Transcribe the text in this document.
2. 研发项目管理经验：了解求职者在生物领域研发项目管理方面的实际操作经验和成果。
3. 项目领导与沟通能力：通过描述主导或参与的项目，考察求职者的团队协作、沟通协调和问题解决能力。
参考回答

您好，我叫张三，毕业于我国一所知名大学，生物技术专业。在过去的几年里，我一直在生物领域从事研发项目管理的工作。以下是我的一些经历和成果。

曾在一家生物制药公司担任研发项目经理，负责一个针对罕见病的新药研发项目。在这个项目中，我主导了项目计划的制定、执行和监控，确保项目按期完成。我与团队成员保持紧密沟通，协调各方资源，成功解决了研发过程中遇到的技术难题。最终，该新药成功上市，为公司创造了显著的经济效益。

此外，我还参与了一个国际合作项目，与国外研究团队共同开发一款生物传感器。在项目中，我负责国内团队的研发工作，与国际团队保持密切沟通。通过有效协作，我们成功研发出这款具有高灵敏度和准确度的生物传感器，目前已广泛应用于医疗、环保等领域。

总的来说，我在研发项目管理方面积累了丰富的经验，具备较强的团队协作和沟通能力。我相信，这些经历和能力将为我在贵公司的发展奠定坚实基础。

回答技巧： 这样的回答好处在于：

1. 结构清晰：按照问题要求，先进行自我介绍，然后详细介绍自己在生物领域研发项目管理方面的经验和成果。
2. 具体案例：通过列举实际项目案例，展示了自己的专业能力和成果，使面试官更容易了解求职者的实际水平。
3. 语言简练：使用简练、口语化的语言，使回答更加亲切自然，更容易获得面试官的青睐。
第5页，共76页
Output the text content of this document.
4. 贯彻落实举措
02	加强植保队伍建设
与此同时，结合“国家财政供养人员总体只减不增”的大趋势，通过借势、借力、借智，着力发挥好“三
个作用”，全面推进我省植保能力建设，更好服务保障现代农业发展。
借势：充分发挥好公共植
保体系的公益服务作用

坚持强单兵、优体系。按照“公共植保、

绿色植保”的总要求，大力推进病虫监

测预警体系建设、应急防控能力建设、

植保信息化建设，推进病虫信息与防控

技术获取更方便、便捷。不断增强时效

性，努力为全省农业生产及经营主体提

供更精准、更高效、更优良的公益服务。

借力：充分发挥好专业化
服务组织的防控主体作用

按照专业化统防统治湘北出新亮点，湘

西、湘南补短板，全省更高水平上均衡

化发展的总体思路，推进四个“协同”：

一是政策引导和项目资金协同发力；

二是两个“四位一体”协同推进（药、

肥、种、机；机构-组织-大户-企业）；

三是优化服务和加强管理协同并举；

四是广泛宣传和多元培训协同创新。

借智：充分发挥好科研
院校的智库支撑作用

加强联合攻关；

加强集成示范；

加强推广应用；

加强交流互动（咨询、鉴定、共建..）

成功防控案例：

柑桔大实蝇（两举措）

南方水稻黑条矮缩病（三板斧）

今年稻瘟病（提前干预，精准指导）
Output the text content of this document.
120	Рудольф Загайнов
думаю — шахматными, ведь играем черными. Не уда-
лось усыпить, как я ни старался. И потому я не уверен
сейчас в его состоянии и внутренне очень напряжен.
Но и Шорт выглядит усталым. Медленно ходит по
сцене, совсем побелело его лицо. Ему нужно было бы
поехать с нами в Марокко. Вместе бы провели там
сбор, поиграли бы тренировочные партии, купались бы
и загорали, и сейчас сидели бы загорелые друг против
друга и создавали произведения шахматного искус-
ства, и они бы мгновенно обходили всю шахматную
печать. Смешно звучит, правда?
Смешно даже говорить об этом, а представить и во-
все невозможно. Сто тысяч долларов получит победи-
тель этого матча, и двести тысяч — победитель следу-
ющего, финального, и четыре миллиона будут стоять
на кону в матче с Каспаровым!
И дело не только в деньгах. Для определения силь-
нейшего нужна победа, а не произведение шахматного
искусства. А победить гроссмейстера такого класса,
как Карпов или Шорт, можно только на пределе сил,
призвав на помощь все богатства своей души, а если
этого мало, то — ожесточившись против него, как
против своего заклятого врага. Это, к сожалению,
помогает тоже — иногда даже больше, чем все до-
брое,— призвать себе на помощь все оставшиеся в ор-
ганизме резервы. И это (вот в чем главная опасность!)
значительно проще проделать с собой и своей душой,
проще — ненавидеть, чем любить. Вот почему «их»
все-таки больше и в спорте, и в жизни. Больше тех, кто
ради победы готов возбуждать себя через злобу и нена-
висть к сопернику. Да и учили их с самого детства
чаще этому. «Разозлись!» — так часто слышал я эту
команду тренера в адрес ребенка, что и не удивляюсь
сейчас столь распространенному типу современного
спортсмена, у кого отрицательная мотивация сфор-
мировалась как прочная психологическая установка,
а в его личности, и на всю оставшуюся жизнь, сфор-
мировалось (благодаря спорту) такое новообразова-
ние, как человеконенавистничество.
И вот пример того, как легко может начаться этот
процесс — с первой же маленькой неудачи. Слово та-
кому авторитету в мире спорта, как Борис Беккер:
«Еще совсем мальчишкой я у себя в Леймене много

• _Job_
Exactly reproduce all of the entries above.

• _The output_
Transcribe the text in this document.
2. 研发项目管理经验：了解求职者在生物领域研发项目管理方面的实际操作经验和成果。
3. 项目领导与沟通能力：通过描述主导或参与的项目，考察求职者的团队协作、沟通协调和问题解决能力。
参考回答

您好，我叫张三，毕业于我国一所知名大学，生物技术专业。在过去的几年里，我一直在生物领域从事研发项目管理的工作。以下是我的一些经历和成果。

曾在一家生物制药公司担任研发项目经理，负责一个针对罕见病的新药研发项目。在这个项目中，我主导了项目计划的制定、执行和监控，确保项目按期完成。我与团队成员保持紧密沟通，协调各方资源，成功解决了研发过程中遇到的技术难题。最终，该新药成功上市，为公司创造了显著的经济效益。

此外，我还参与了一个国际合作项目，与国外研究团队共同开发一款生物传感器。在项目中，我负责国内团队的研发工作，与国际团队保持密切沟通。通过有效协作，我们成功研发出这款具有高灵敏度和准确度的生物传感器，目前已广泛应用于医疗、环保等领域。

总的来说，我在研发项目管理方面积累了丰富的经验，具备较强的团队协作和沟通能力。我相信，这些经历和能力将为我在贵公司的发展奠定坚实基础。

回答技巧： 这样的回答好处在于：

1. 结构清晰：按照问题要求，先进行自我介绍，然后详细介绍自己在生物领域研发项目管理方面的经验和成果。
2. 具体案例：通过列举实际项目案例，展示了自己的专业能力和成果，使面试官更容易了解求职者的实际水平。
3. 语言简练：使用简练、口语化的语言，使回答更加亲切自然，更容易获得面试官的青睐。
第5页，共76页
Output the text content of this document.
4. 贯彻落实举措
02	加强植保队伍建设
与此同时，结合“国家财政供养人员总体只减不增”的大趋势，通过借势、借力、借智，着力发挥好“三
个作用”，全面推进我省植保能力建设，更好服务保障现代农业发展。
借势：充分发挥好公共植
保体系的公益服务作用

坚持强单兵、优体系。按照“公共植保、

绿色植保”的总要求，大力推进病虫监

测预警体系建设、应急防控能力建设、

植保信息化建设，推进病虫信息与防控

技术获取更方便、便捷。不断增强时效

性，努力为全省农业生产及经营主体提

供更精准、更高效、更优良的公益服务。

借力：充分发挥好专业化
服务组织的防控主体作用

按照专业化统防统治湘北出新亮点，湘

西、湘南补短板，全省更高水平上均衡

化发展的总体思路，推进四个“协同”：

一是政策引导和项目资金协同发力；

二是两个“四位一体”协同推进（药、

肥、种、机；机构-组织-大户-企业）；

三是优化服务和加强管理协同并举；

四是广泛宣传和多元培训协同创新。

借智：充分发挥好科研
院校的智库支撑作用

加强联合攻关；

加强集成示范；

加强推广应用；

加强交流互动（咨询、鉴定、共建..）

成功防控案例：

柑桔大实蝇（两举措）

南方水稻黑条矮缩病（三板斧）

今年稻瘟病（提前干预，精准指导）
Output the text content of this document.
120	Рудольф Загайнов
думаю — шахматными, ведь играем черными. Не уда-
лось усыпить, как я ни старался. И потому я не уверен
сейчас в его состоянии и внутренне очень напряжен.
Но и Шорт выглядит усталым. Медленно ходит по
сцене, совсем побелело его лицо. Ему нужно было бы
поехать с нами в Марокко. Вместе бы провели там
сбор, поиграли бы тренировочные партии, купались бы
и загорали, и сейчас сидели бы загорелые друг против
друга и создавали произведения шахматного искус-
ства, и они бы мгновенно обходили всю шахматную
печать. Смешно звучит, правда?
Смешно даже говорить об этом, а представить и во-
все невозможно. Сто тысяч долларов получит победи-
тель этого матча, и двести тысяч — победитель следу-
ющего, финального, и четыре миллиона будут стоять
на кону в матче с Каспаровым!
И дело не только в деньгах. Для определения силь-
нейшего нужна победа, а не произведение шахматного
искусства. А победить гроссмейстера такого класса,
как Карпов или Шорт, можно только на пределе сил,
призвав на помощь все богатства своей души, а если
этого мало, то — ожесточившись против него, как
против своего заклятого врага. Это, к сожалению,
помогает тоже — иногда даже больше, чем все до-
брое,— призвать себе на помощь все оставшиеся в ор-
ганизме резервы. И это (вот в чем главная опасность!)
значительно проще проделать с собой и своей душой,
проще — ненавидеть, чем любить. Вот почему «их»
все-таки больше и в спорте, и в жизни. Больше тех, кто
ради победы готов возбуждать себя через злобу и нена-
висть к сопернику. Да и учили их с самого детства
чаще этому. «Разозлись!» — так часто слышал я эту
команду тренера в адрес ребенка, что и не удивляюсь
сейчас столь распространенному типу современного
спортсмена, у кого отрицательная мотивация сфор-
мировалась как прочная психологическая установка,
а в его личности, и на всю оставшуюся жизнь, сфор-
мировалось (благодаря спорту) такое новообразова-
ние, как человеконенавистничество.
И вот пример того, как легко может начаться этот
процесс — с первой же маленькой неудачи. Слово та-
кому авторитету в мире спорта, как Борис Беккер:
«Еще совсем мальчишкой я у себя в Леймене много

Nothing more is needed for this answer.